## PROBLEMS TO WORK ON
**1)** In the passage on cellulose acylate film, which two modes of liquid-crystal display device is the film said to be favorably used in?
**2)** Pick up the passage on cellulose acylate film after its final sentence and write the part that follows.

## EXTRACT PROVIDED
## Start

Containing a compound having a negative intrinsic birefringence, the cellulose acylate film of the invention is protected from the change in the retardation in the in-plane direction and the thickness direction thereof in long-term and high-temperature high-humidity conditions. In addition, the retardation in the in-plane direction and the thickness direction of the film is within a specific range, and in particular, Rth of the film is high; and therefore, the film is favorably used in TN-mode and VA-mode liquid-crystal display devices. Further, the haze of the film is low, and the film is not whitened. Accordingly, the invention is favorable for a transparent protective film and an optically-compensatory film for polarizers, and for a polarizer and a liquid-crystal display device comprising the film.

BEST MODE FOR CARRYING OUT THE INVENTION

Description will now be made in detail of the cellulose acylate film and polarizer according to the invention. Although the following description of its structural features may often be made on the basis of typical embodiments of the invention, it is to be understood that the invention is not limited to any such embodiment. It is also to be noted that every numerical range as herein expressed by employing the words “from” and “to”, or simply the word “to”, or the symbol “˜” is supposed to include the lower and upper limits thereof as defined by such words or symbol, unless otherwise noted. It is also to be noted that “a compound having a negative birefringence” is sometimes called as “a negative birefringence compound” or “a compound exhibiting a negative birefringence”. In the invention, “mass %” means equal to “weight %”, and “% by mass” means equal to “% by weight”.

[Cellulose Acylate]

The cellulose acylate for use for the cellulose acylate film of the invention is obtained through substitution of the hydroxyl group of the glucose unit that constitutes the cellulose acylate, with an acyl group.

Cellulose used as a starting material in preparation for the cellulose acylate used in the invention includes cotton linter and wood pulp (broadleaf pulp, coniferous pulp), etc. Any cellulose acylate obtained from any of such a starting cellulose may be used. As the case may be, a mixture of different cellulose acylates may also be used herein. The details of the cellulose as a starting material are described, for example, in “Plastic Material Lecture (17), Cellulosic Resin” (written by Marusawa, Uda, published by Nikkan Kogyo Shinbun-sha, 1970); and Hatsumei Kyokai Disclosure Bulletin 2001-1745 (pp. 7-8). Cellulose used in the cellulose acylate film of the invention is not specifically limited.

(Cellulose Acylate)

Description will first be made in detail of the cellulose acylate preferably used for the invention. The glucose units having a β-1,4 bond and forming the cellulose have free hydroxyl groups in the 2-, 3- and 6-positions thereof. The cellulose acylate is a polymer obtained by esterifying a part or all of those hydroxyl groups with an acyl group. Its degree of acyl substitution means the total of the esterification degrees of cellulose in each 2-, 3- and 6-position (an esterification degree in each position of 100% meaning a substitution degree of 1).

## End

## DATASET EXTRACT
## Start

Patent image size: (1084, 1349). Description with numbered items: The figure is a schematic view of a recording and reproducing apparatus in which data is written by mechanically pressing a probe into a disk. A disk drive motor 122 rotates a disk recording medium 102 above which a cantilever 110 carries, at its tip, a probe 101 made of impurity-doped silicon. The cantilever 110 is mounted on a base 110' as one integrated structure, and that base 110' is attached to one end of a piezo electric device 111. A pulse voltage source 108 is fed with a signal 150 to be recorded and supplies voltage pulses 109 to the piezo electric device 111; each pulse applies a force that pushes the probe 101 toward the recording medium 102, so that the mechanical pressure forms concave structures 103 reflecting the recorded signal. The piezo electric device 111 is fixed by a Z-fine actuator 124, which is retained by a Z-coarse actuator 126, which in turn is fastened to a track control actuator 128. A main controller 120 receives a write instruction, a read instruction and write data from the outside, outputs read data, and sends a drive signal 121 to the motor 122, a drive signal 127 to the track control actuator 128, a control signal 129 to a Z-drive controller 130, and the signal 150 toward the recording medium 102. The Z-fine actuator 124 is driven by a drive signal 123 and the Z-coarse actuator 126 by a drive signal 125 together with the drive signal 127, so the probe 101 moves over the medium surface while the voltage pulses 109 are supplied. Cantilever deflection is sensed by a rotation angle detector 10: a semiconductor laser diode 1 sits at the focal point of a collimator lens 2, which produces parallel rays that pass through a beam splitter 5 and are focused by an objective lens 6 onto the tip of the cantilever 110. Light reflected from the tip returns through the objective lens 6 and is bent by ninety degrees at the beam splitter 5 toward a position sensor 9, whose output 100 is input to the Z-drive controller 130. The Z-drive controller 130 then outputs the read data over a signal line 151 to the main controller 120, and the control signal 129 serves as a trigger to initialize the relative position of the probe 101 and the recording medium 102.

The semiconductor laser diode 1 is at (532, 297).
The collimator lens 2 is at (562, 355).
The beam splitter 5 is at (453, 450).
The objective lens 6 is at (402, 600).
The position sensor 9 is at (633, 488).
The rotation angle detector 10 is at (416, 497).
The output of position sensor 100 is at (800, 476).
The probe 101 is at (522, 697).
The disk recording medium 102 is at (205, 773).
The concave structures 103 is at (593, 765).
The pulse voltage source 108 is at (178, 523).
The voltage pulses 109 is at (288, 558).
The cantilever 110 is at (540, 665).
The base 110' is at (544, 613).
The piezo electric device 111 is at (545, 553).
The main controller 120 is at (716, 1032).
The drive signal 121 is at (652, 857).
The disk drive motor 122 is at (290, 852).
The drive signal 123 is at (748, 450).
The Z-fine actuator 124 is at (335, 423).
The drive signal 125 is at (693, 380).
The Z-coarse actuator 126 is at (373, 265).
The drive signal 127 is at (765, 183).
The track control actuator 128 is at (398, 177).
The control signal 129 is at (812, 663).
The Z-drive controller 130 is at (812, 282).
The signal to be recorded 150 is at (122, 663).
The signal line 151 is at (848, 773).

## End

## RESULTS FOR THE EXERCISE
**1)** TN-mode and VA-mode liquid-crystal display devices.

**2)**
(Degree of Substitution)

The total degree of acyl substitution (DS), which means the sum of the degree of substitution with each acyl group, is preferably 2.0≦DS≦2.95, more preferably 2.2≦DS≦2.85, even more preferably 2.4≦DS≦2.8. Having a total degree of acyl substitution that falls within the range, water vapor permeation resistance and retardation of the film can be greatly enhanced, and the display performance stability of liquid crystal display devices comprising the film can be enhanced further more. Preferably, DS6/(DS2+DS3+DS6) is at least 0.32, more preferably at least 0.322, even more preferably from 0.324 to 0.340. DS2 is a degree of substitution with an acyl group of the 2-positioned hydroxyl group of the glucose unit constituting the cellulose ester (hereinafter this may be referred to as “degree of 2-position acyl substitution”); DS3 is a degree of substitution with an acyl group of the 3-positioned hydroxyl group (hereinafter this may be referred to as “degree of 3-position acyl substitution”); DS6 is a degree of substitution with an acyl group of the 6-positioned hydroxyl group (hereinafter this may be referred to as “degree of 6-position acyl substitution”). DS6/(DS2+DS3+DS6) indicates the ratio of the degree of 6-position acyl substitution to the total degree of substitution (hereinafter this may be referred to as “ratio of 6-position acyl substitution”).

(Acyl Group)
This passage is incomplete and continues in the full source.